### Aim of the exercise:
Without including any images, repeat the data exactly.

= = =

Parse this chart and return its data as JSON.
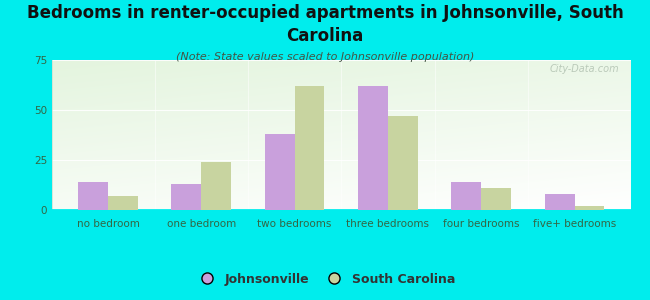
{
  "title": "Bedrooms in renter-occupied apartments in Johnsonville, South\nCarolina",
  "subtitle": "(Note: State values scaled to Johnsonville population)",
  "categories": [
    "no bedroom",
    "one bedroom",
    "two bedrooms",
    "three bedrooms",
    "four bedrooms",
    "five+ bedrooms"
  ],
  "johnsonville": [
    14,
    13,
    38,
    62,
    14,
    8
  ],
  "south_carolina": [
    7,
    24,
    62,
    47,
    11,
    2
  ],
  "bar_color_j": "#c9a0dc",
  "bar_color_sc": "#c8d4a0",
  "background_outer": "#00eded",
  "ylim": [
    0,
    75
  ],
  "yticks": [
    0,
    25,
    50,
    75
  ],
  "legend_j": "Johnsonville",
  "legend_sc": "South Carolina",
  "watermark": "City-Data.com",
  "title_fontsize": 12,
  "subtitle_fontsize": 8,
  "tick_fontsize": 7.5,
  "legend_fontsize": 9
}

= = =

### Reply to the exercise:
Parse this chart and return its data as JSON.
{
  "title": "Bedrooms in renter-occupied apartments in Johnsonville, South\nCarolina",
  "subtitle": "(Note: State values scaled to Johnsonville population)",
  "categories": [
    "no bedroom",
    "one bedroom",
    "two bedrooms",
    "three bedrooms",
    "four bedrooms",
    "five+ bedrooms"
  ],
  "johnsonville": [
    14,
    13,
    38,
    62,
    14,
    8
  ],
  "south_carolina": [
    7,
    24,
    62,
    47,
    11,
    2
  ],
  "bar_color_j": "#c9a0dc",
  "bar_color_sc": "#c8d4a0",
  "background_outer": "#00eded",
  "ylim": [
    0,
    75
  ],
  "yticks": [
    0,
    25,
    50,
    75
  ],
  "legend_j": "Johnsonville",
  "legend_sc": "South Carolina",
  "watermark": "City-Data.com",
  "title_fontsize": 12,
  "subtitle_fontsize": 8,
  "tick_fontsize": 7.5,
  "legend_fontsize": 9
}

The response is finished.